**What you have to do:** Report how many lines of these entries hold the string "that"; reply with the number alone.

─── Listed records

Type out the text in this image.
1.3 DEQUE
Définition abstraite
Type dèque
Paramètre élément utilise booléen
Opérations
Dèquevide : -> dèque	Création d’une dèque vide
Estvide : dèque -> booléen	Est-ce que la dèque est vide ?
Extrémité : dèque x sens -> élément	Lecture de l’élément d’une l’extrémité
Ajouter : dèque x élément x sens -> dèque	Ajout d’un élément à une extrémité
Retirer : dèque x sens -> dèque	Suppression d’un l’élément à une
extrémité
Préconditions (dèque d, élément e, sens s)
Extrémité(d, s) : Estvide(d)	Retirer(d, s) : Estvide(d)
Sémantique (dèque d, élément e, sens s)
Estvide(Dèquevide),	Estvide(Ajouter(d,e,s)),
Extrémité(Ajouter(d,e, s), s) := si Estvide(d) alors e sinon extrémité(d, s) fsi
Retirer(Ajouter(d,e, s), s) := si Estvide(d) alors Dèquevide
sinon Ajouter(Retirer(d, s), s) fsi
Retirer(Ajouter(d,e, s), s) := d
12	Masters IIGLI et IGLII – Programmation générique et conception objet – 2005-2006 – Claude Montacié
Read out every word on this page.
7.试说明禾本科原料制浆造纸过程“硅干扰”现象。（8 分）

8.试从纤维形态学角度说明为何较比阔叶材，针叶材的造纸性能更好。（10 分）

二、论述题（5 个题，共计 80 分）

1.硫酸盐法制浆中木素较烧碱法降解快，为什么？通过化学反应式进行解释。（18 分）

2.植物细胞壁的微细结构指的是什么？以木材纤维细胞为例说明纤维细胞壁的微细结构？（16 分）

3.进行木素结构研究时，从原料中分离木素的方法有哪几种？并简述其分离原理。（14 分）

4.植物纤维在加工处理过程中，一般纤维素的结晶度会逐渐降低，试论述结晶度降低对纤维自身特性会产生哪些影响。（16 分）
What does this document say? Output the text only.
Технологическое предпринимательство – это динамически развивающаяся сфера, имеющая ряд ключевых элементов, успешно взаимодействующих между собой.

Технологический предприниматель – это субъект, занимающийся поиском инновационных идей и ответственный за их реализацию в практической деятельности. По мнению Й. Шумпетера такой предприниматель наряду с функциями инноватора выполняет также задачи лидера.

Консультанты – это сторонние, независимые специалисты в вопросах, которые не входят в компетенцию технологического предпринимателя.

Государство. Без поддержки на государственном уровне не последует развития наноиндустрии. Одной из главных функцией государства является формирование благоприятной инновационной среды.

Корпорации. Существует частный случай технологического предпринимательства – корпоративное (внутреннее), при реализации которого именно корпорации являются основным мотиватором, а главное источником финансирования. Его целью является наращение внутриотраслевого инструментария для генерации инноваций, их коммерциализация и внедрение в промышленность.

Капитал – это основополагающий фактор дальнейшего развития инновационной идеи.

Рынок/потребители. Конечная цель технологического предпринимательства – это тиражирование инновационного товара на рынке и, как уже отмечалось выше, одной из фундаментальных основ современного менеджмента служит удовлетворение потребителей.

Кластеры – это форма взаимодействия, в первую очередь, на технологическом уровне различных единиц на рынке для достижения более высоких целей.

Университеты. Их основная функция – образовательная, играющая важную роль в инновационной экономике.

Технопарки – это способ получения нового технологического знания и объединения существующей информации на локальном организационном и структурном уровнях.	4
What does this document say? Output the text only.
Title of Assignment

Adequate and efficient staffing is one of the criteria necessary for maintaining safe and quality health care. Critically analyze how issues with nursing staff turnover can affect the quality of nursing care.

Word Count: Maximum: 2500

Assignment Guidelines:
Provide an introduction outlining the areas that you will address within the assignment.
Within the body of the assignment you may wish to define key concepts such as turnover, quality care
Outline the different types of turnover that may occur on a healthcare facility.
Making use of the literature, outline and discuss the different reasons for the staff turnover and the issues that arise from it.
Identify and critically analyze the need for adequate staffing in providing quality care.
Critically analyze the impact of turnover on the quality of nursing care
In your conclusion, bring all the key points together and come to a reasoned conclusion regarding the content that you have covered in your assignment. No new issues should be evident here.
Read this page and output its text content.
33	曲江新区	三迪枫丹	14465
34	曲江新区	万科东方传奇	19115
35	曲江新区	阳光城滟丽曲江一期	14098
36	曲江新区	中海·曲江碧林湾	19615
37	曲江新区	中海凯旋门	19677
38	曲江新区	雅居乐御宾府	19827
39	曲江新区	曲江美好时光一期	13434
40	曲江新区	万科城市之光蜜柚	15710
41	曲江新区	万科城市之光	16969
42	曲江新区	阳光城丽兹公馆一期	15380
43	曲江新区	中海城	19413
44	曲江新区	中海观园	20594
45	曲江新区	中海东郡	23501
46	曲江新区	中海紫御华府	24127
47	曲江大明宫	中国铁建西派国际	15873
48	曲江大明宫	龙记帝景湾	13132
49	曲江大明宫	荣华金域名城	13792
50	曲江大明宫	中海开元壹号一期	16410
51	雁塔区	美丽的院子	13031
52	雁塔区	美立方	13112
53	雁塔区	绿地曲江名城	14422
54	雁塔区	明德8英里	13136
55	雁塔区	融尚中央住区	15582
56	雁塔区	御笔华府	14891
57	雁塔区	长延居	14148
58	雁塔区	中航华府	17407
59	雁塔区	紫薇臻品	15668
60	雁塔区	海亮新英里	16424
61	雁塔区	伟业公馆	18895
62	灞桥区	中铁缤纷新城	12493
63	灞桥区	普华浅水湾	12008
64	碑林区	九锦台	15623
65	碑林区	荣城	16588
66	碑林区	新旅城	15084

──────

**Exercise solution:** 4